Work required: Copy all of the material exactly. Pictures are not to appear in the copy.

· · ·

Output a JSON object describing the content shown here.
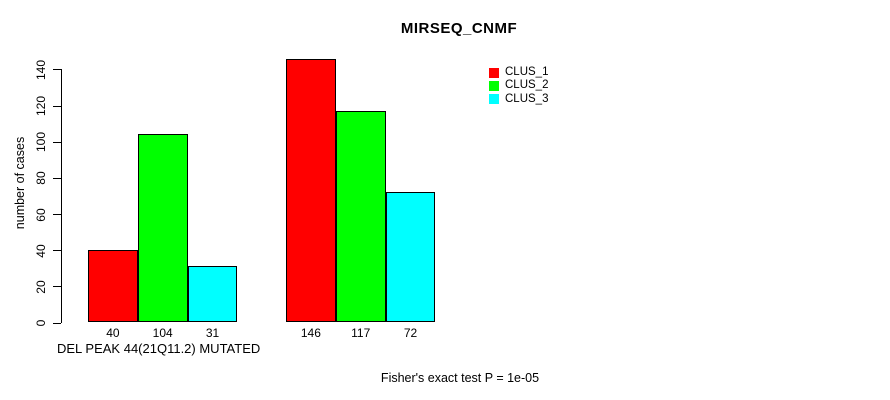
{
  "title": "MIRSEQ_CNMF",
  "y_axis": {
    "label": "number of cases",
    "ticks": [
      0,
      20,
      40,
      60,
      80,
      100,
      120,
      140
    ]
  },
  "x_axis": {
    "label": "DEL PEAK 44(21Q11.2) MUTATED"
  },
  "footnote": "Fisher's exact test P = 1e-05",
  "legend": {
    "entries": [
      {
        "label": "CLUS_1",
        "color": "#ff0000"
      },
      {
        "label": "CLUS_2",
        "color": "#00ff00"
      },
      {
        "label": "CLUS_3",
        "color": "#00ffff"
      }
    ]
  },
  "chart_data": {
    "type": "bar",
    "title": "MIRSEQ_CNMF",
    "xlabel": "DEL PEAK 44(21Q11.2) MUTATED",
    "ylabel": "number of cases",
    "ylim": [
      0,
      145
    ],
    "yticks": [
      0,
      20,
      40,
      60,
      80,
      100,
      120,
      140
    ],
    "grid": false,
    "legend_position": "inside-top-right",
    "bar_borders": "#000000",
    "groups": [
      {
        "name": "group-1",
        "label": "DEL PEAK 44(21Q11.2) MUTATED"
      },
      {
        "name": "group-2",
        "label": ""
      }
    ],
    "series": [
      {
        "name": "CLUS_1",
        "color": "#ff0000",
        "values": [
          40,
          146
        ]
      },
      {
        "name": "CLUS_2",
        "color": "#00ff00",
        "values": [
          104,
          117
        ]
      },
      {
        "name": "CLUS_3",
        "color": "#00ffff",
        "values": [
          31,
          72
        ]
      }
    ],
    "value_labels_shown": true
  }
}
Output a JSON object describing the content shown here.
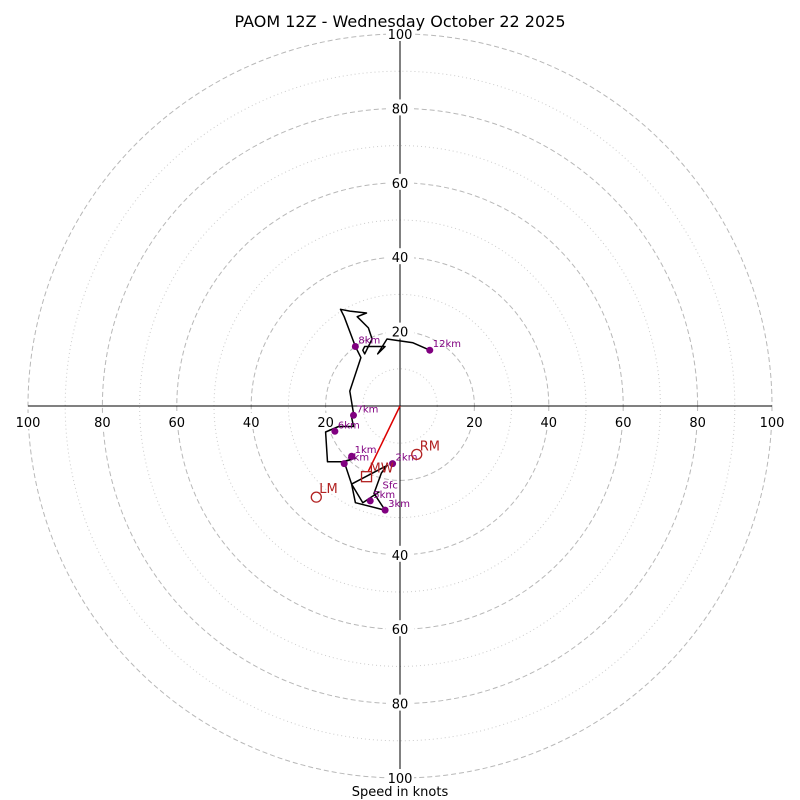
{
  "chart_data": {
    "type": "hodograph",
    "title": "PAOM 12Z - Wednesday October 22 2025",
    "xlabel": "Speed in knots",
    "rmax": 100,
    "ring_major": [
      20,
      40,
      60,
      80,
      100
    ],
    "ring_minor": [
      10,
      30,
      50,
      70,
      90
    ],
    "tick_labels": {
      "x_left": [
        "100",
        "80",
        "60",
        "40",
        "20"
      ],
      "x_right": [
        "20",
        "40",
        "60",
        "80",
        "100"
      ],
      "y_top": [
        "20",
        "40",
        "60",
        "80",
        "100"
      ],
      "y_bottom": [
        "40",
        "60",
        "80",
        "100"
      ]
    },
    "hodograph": {
      "units": "kt",
      "points": [
        [
          -5.5,
          -23
        ],
        [
          -10,
          -26
        ],
        [
          -13,
          -21
        ],
        [
          -3.5,
          -16
        ],
        [
          -5,
          -18
        ],
        [
          -7,
          -23.5
        ],
        [
          -4,
          -28
        ],
        [
          -12,
          -26
        ],
        [
          -13,
          -21
        ],
        [
          -15,
          -15
        ],
        [
          -12,
          -14
        ],
        [
          -15.5,
          -15
        ],
        [
          -19.5,
          -15
        ],
        [
          -20,
          -7
        ],
        [
          -16.5,
          -5.5
        ],
        [
          -12.5,
          -5.5
        ],
        [
          -13,
          -3
        ],
        [
          -12.5,
          -2
        ],
        [
          -13.5,
          4
        ],
        [
          -10.5,
          13
        ],
        [
          -12,
          16
        ],
        [
          -15,
          24
        ],
        [
          -16,
          26
        ],
        [
          -13.5,
          25.5
        ],
        [
          -9,
          25
        ],
        [
          -11.5,
          24
        ],
        [
          -8.5,
          21
        ],
        [
          -7.5,
          18
        ],
        [
          -9.5,
          14
        ],
        [
          -10,
          15
        ],
        [
          -9.5,
          16
        ],
        [
          -4,
          16
        ],
        [
          -6,
          14
        ],
        [
          -3.5,
          18
        ],
        [
          3.5,
          17
        ],
        [
          8,
          15
        ]
      ]
    },
    "height_markers": [
      {
        "label": "Sfc",
        "u": -5.5,
        "v": -23
      },
      {
        "label": "1km",
        "u": -13,
        "v": -13.5
      },
      {
        "label": "2km",
        "u": -2,
        "v": -15.5
      },
      {
        "label": "3km",
        "u": -4,
        "v": -28
      },
      {
        "label": "4km",
        "u": -15,
        "v": -15.5
      },
      {
        "label": "5km",
        "u": -8,
        "v": -25.5
      },
      {
        "label": "6km",
        "u": -17.5,
        "v": -6.8
      },
      {
        "label": "7km",
        "u": -12.5,
        "v": -2.5
      },
      {
        "label": "8km",
        "u": -12,
        "v": 16
      },
      {
        "label": "12km",
        "u": 8,
        "v": 15
      }
    ],
    "storm_motion": {
      "RM": {
        "label": "RM",
        "u": 4.5,
        "v": -13
      },
      "LM": {
        "label": "LM",
        "u": -22.5,
        "v": -24.5
      },
      "MW": {
        "label": "MW",
        "u": -9,
        "v": -19
      }
    },
    "shear_vector": {
      "from": [
        0,
        0
      ],
      "to": [
        -8.5,
        -17.5
      ]
    },
    "colors": {
      "grid_dash": "#b8b8b8",
      "grid_dot": "#cccccc",
      "hodograph_line": "#000000",
      "marker": "#800080",
      "storm_motion": "#b22222",
      "shear": "#dd0000"
    }
  }
}
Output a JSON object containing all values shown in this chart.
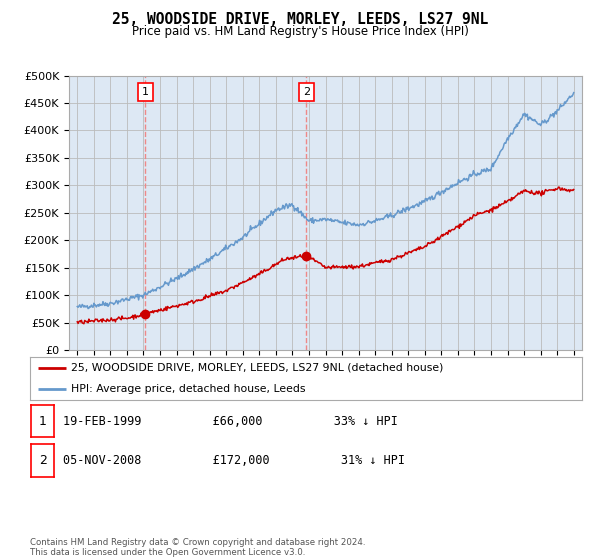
{
  "title": "25, WOODSIDE DRIVE, MORLEY, LEEDS, LS27 9NL",
  "subtitle": "Price paid vs. HM Land Registry's House Price Index (HPI)",
  "legend_line1": "25, WOODSIDE DRIVE, MORLEY, LEEDS, LS27 9NL (detached house)",
  "legend_line2": "HPI: Average price, detached house, Leeds",
  "footer": "Contains HM Land Registry data © Crown copyright and database right 2024.\nThis data is licensed under the Open Government Licence v3.0.",
  "annotations": [
    {
      "num": "1",
      "date": "19-FEB-1999",
      "price": "£66,000",
      "pct": "33% ↓ HPI",
      "year": 1999.12
    },
    {
      "num": "2",
      "date": "05-NOV-2008",
      "price": "£172,000",
      "pct": "31% ↓ HPI",
      "year": 2008.84
    }
  ],
  "property_color": "#cc0000",
  "hpi_color": "#6699cc",
  "vline_color": "#ee8888",
  "ylim": [
    0,
    500000
  ],
  "yticks": [
    0,
    50000,
    100000,
    150000,
    200000,
    250000,
    300000,
    350000,
    400000,
    450000,
    500000
  ],
  "ytick_labels": [
    "£0",
    "£50K",
    "£100K",
    "£150K",
    "£200K",
    "£250K",
    "£300K",
    "£350K",
    "£400K",
    "£450K",
    "£500K"
  ],
  "xlim": [
    1994.5,
    2025.5
  ],
  "bg_color": "#dde8f4",
  "plot_bg": "#ffffff",
  "grid_color": "#bbbbbb"
}
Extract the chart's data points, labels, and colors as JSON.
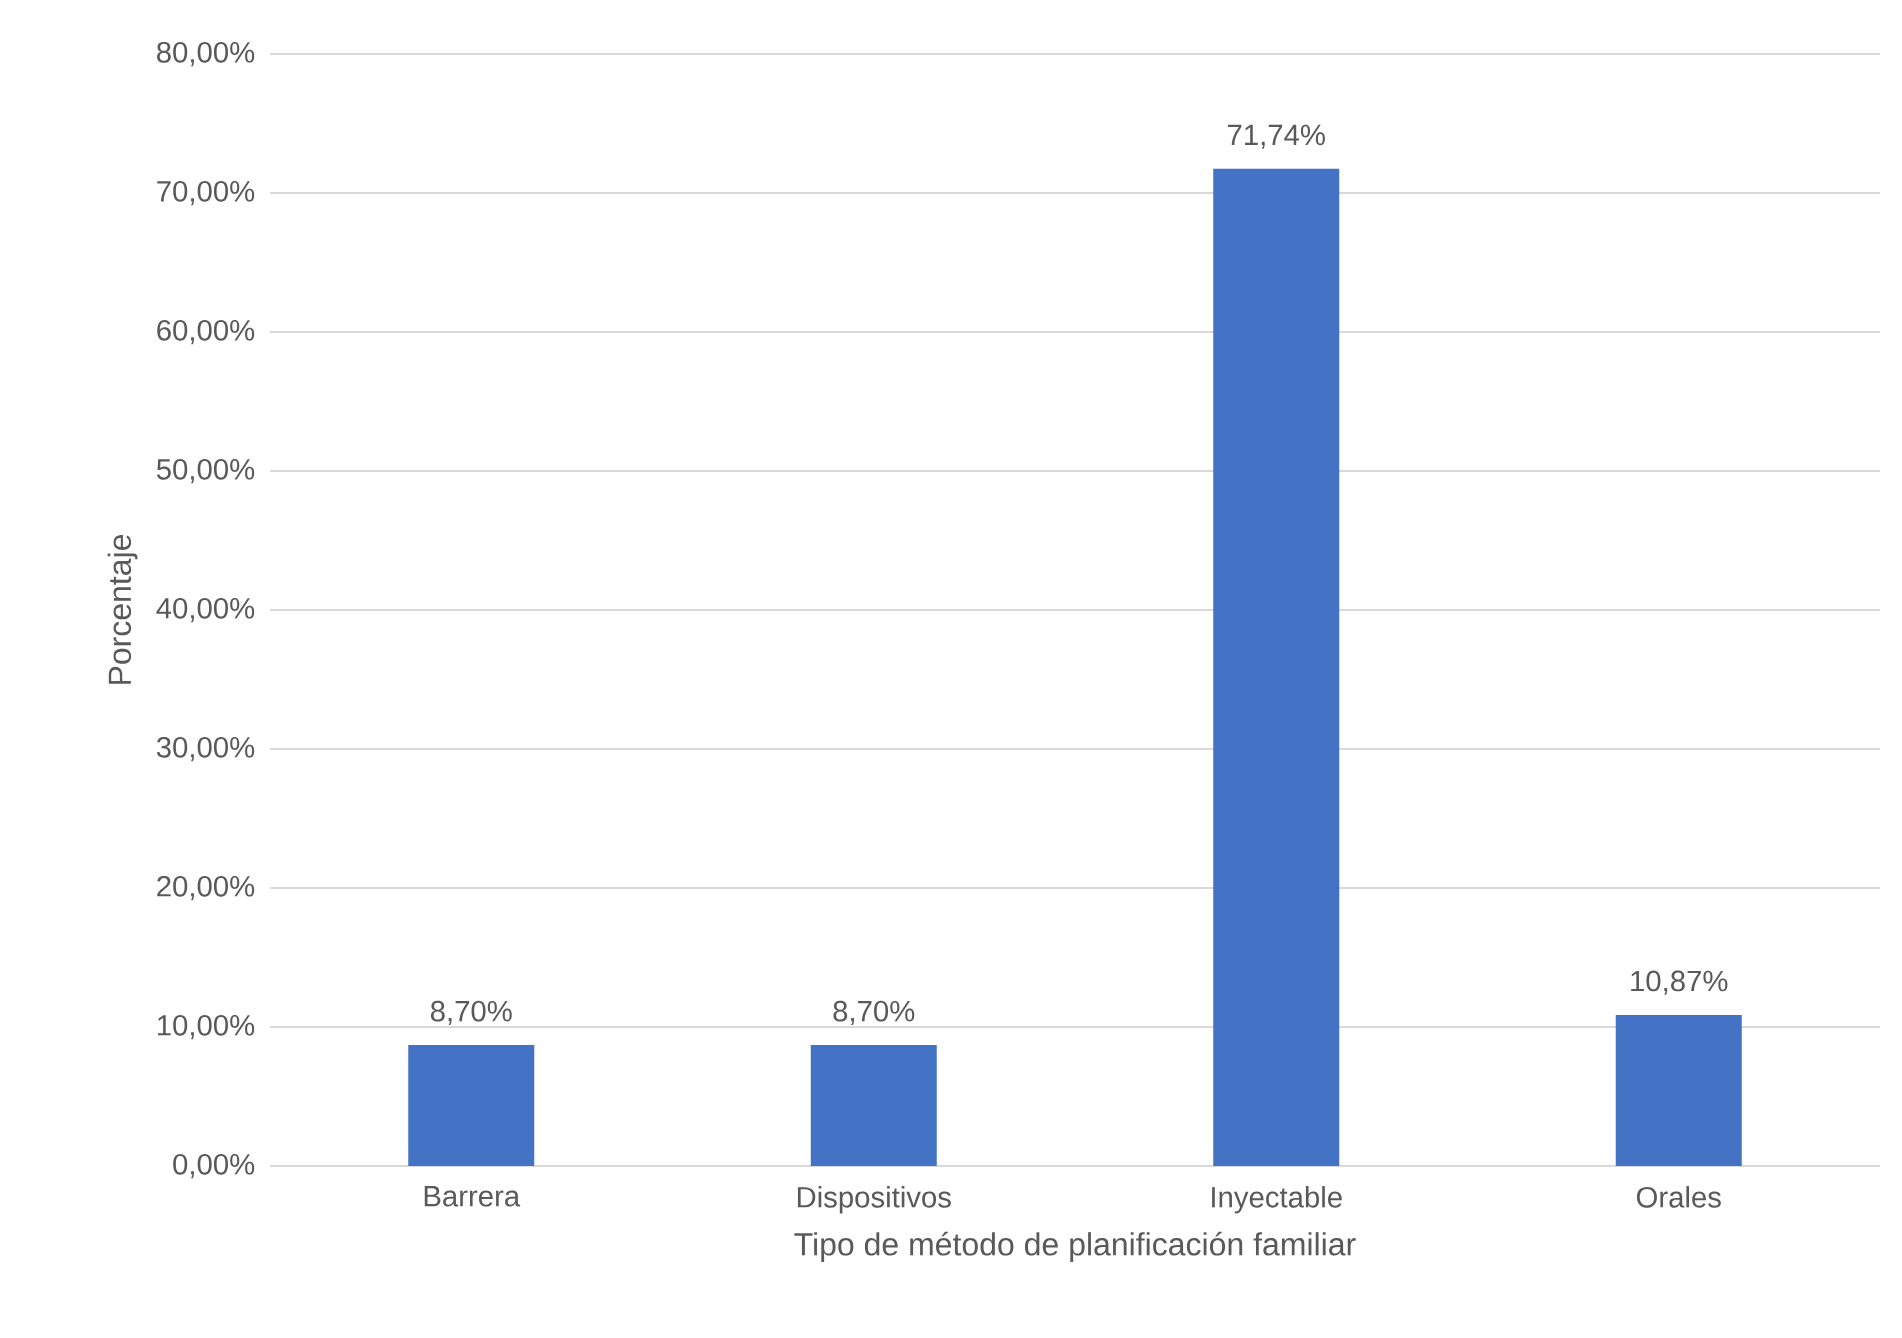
{
  "chart_data": {
    "type": "bar",
    "xlabel": "Tipo de método de planificación familiar",
    "ylabel": "Porcentaje",
    "categories": [
      "Barrera",
      "Dispositivos",
      "Inyectable",
      "Orales"
    ],
    "values": [
      8.7,
      8.7,
      71.74,
      10.87
    ],
    "value_labels": [
      "8,70%",
      "8,70%",
      "71,74%",
      "10,87%"
    ],
    "color": "#4472c4",
    "ylim": [
      0,
      80
    ],
    "yticks": [
      {
        "value": 0,
        "label": "0,00%"
      },
      {
        "value": 10,
        "label": "10,00%"
      },
      {
        "value": 20,
        "label": "20,00%"
      },
      {
        "value": 30,
        "label": "30,00%"
      },
      {
        "value": 40,
        "label": "40,00%"
      },
      {
        "value": 50,
        "label": "50,00%"
      },
      {
        "value": 60,
        "label": "60,00%"
      },
      {
        "value": 70,
        "label": "70,00%"
      },
      {
        "value": 80,
        "label": "80,00%"
      }
    ],
    "grid": "y"
  }
}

· · ·

Exercise result:
Output a JSON object describing the content shown here.
{
  "title": "MIRSEQ_CNMF",
  "y_axis": {
    "label": "number of cases",
    "ticks": [
      0,
      20,
      40,
      60,
      80,
      100,
      120,
      140
    ]
  },
  "x_axis": {
    "label": "DEL PEAK 44(21Q11.2) MUTATED"
  },
  "footnote": "Fisher's exact test P = 1e-05",
  "legend": {
    "entries": [
      {
        "label": "CLUS_1",
        "color": "#ff0000"
      },
      {
        "label": "CLUS_2",
        "color": "#00ff00"
      },
      {
        "label": "CLUS_3",
        "color": "#00ffff"
      }
    ]
  },
  "chart_data": {
    "type": "bar",
    "title": "MIRSEQ_CNMF",
    "xlabel": "DEL PEAK 44(21Q11.2) MUTATED",
    "ylabel": "number of cases",
    "ylim": [
      0,
      145
    ],
    "yticks": [
      0,
      20,
      40,
      60,
      80,
      100,
      120,
      140
    ],
    "grid": false,
    "legend_position": "inside-top-right",
    "bar_borders": "#000000",
    "groups": [
      {
        "name": "group-1",
        "label": "DEL PEAK 44(21Q11.2) MUTATED"
      },
      {
        "name": "group-2",
        "label": ""
      }
    ],
    "series": [
      {
        "name": "CLUS_1",
        "color": "#ff0000",
        "values": [
          40,
          146
        ]
      },
      {
        "name": "CLUS_2",
        "color": "#00ff00",
        "values": [
          104,
          117
        ]
      },
      {
        "name": "CLUS_3",
        "color": "#00ffff",
        "values": [
          31,
          72
        ]
      }
    ],
    "value_labels_shown": true
  }
}
Output a JSON object describing the content shown here.
{
  "chart_data": {
    "type": "hodograph",
    "title": "PAOM 12Z - Wednesday October 22 2025",
    "xlabel": "Speed in knots",
    "rmax": 100,
    "ring_major": [
      20,
      40,
      60,
      80,
      100
    ],
    "ring_minor": [
      10,
      30,
      50,
      70,
      90
    ],
    "tick_labels": {
      "x_left": [
        "100",
        "80",
        "60",
        "40",
        "20"
      ],
      "x_right": [
        "20",
        "40",
        "60",
        "80",
        "100"
      ],
      "y_top": [
        "20",
        "40",
        "60",
        "80",
        "100"
      ],
      "y_bottom": [
        "40",
        "60",
        "80",
        "100"
      ]
    },
    "hodograph": {
      "units": "kt",
      "points": [
        [
          -5.5,
          -23
        ],
        [
          -10,
          -26
        ],
        [
          -13,
          -21
        ],
        [
          -3.5,
          -16
        ],
        [
          -5,
          -18
        ],
        [
          -7,
          -23.5
        ],
        [
          -4,
          -28
        ],
        [
          -12,
          -26
        ],
        [
          -13,
          -21
        ],
        [
          -15,
          -15
        ],
        [
          -12,
          -14
        ],
        [
          -15.5,
          -15
        ],
        [
          -19.5,
          -15
        ],
        [
          -20,
          -7
        ],
        [
          -16.5,
          -5.5
        ],
        [
          -12.5,
          -5.5
        ],
        [
          -13,
          -3
        ],
        [
          -12.5,
          -2
        ],
        [
          -13.5,
          4
        ],
        [
          -10.5,
          13
        ],
        [
          -12,
          16
        ],
        [
          -15,
          24
        ],
        [
          -16,
          26
        ],
        [
          -13.5,
          25.5
        ],
        [
          -9,
          25
        ],
        [
          -11.5,
          24
        ],
        [
          -8.5,
          21
        ],
        [
          -7.5,
          18
        ],
        [
          -9.5,
          14
        ],
        [
          -10,
          15
        ],
        [
          -9.5,
          16
        ],
        [
          -4,
          16
        ],
        [
          -6,
          14
        ],
        [
          -3.5,
          18
        ],
        [
          3.5,
          17
        ],
        [
          8,
          15
        ]
      ]
    },
    "height_markers": [
      {
        "label": "Sfc",
        "u": -5.5,
        "v": -23
      },
      {
        "label": "1km",
        "u": -13,
        "v": -13.5
      },
      {
        "label": "2km",
        "u": -2,
        "v": -15.5
      },
      {
        "label": "3km",
        "u": -4,
        "v": -28
      },
      {
        "label": "4km",
        "u": -15,
        "v": -15.5
      },
      {
        "label": "5km",
        "u": -8,
        "v": -25.5
      },
      {
        "label": "6km",
        "u": -17.5,
        "v": -6.8
      },
      {
        "label": "7km",
        "u": -12.5,
        "v": -2.5
      },
      {
        "label": "8km",
        "u": -12,
        "v": 16
      },
      {
        "label": "12km",
        "u": 8,
        "v": 15
      }
    ],
    "storm_motion": {
      "RM": {
        "label": "RM",
        "u": 4.5,
        "v": -13
      },
      "LM": {
        "label": "LM",
        "u": -22.5,
        "v": -24.5
      },
      "MW": {
        "label": "MW",
        "u": -9,
        "v": -19
      }
    },
    "shear_vector": {
      "from": [
        0,
        0
      ],
      "to": [
        -8.5,
        -17.5
      ]
    },
    "colors": {
      "grid_dash": "#b8b8b8",
      "grid_dot": "#cccccc",
      "hodograph_line": "#000000",
      "marker": "#800080",
      "storm_motion": "#b22222",
      "shear": "#dd0000"
    }
  }
}
Output a JSON object containing all values shown in this chart.
{
  "title": "25, WOODSIDE DRIVE, MORLEY, LEEDS, LS27 9NL",
  "subtitle": "Price paid vs. HM Land Registry's House Price Index (HPI)",
  "legend_line1": "25, WOODSIDE DRIVE, MORLEY, LEEDS, LS27 9NL (detached house)",
  "legend_line2": "HPI: Average price, detached house, Leeds",
  "footer": "Contains HM Land Registry data © Crown copyright and database right 2024.\nThis data is licensed under the Open Government Licence v3.0.",
  "annotations": [
    {
      "num": "1",
      "date": "19-FEB-1999",
      "price": "£66,000",
      "pct": "33% ↓ HPI",
      "year": 1999.12
    },
    {
      "num": "2",
      "date": "05-NOV-2008",
      "price": "£172,000",
      "pct": "31% ↓ HPI",
      "year": 2008.84
    }
  ],
  "property_color": "#cc0000",
  "hpi_color": "#6699cc",
  "vline_color": "#ee8888",
  "ylim": [
    0,
    500000
  ],
  "yticks": [
    0,
    50000,
    100000,
    150000,
    200000,
    250000,
    300000,
    350000,
    400000,
    450000,
    500000
  ],
  "ytick_labels": [
    "£0",
    "£50K",
    "£100K",
    "£150K",
    "£200K",
    "£250K",
    "£300K",
    "£350K",
    "£400K",
    "£450K",
    "£500K"
  ],
  "xlim": [
    1994.5,
    2025.5
  ],
  "bg_color": "#dde8f4",
  "plot_bg": "#ffffff",
  "grid_color": "#bbbbbb"
}
Extract the chart's data points, labels, and colors as JSON.
{
  "chart_data": {
    "type": "bar",
    "xlabel": "Tipo de método de planificación familiar",
    "ylabel": "Porcentaje",
    "categories": [
      "Barrera",
      "Dispositivos",
      "Inyectable",
      "Orales"
    ],
    "values": [
      8.7,
      8.7,
      71.74,
      10.87
    ],
    "value_labels": [
      "8,70%",
      "8,70%",
      "71,74%",
      "10,87%"
    ],
    "color": "#4472c4",
    "ylim": [
      0,
      80
    ],
    "yticks": [
      {
        "value": 0,
        "label": "0,00%"
      },
      {
        "value": 10,
        "label": "10,00%"
      },
      {
        "value": 20,
        "label": "20,00%"
      },
      {
        "value": 30,
        "label": "30,00%"
      },
      {
        "value": 40,
        "label": "40,00%"
      },
      {
        "value": 50,
        "label": "50,00%"
      },
      {
        "value": 60,
        "label": "60,00%"
      },
      {
        "value": 70,
        "label": "70,00%"
      },
      {
        "value": 80,
        "label": "80,00%"
      }
    ],
    "grid": "y"
  }
}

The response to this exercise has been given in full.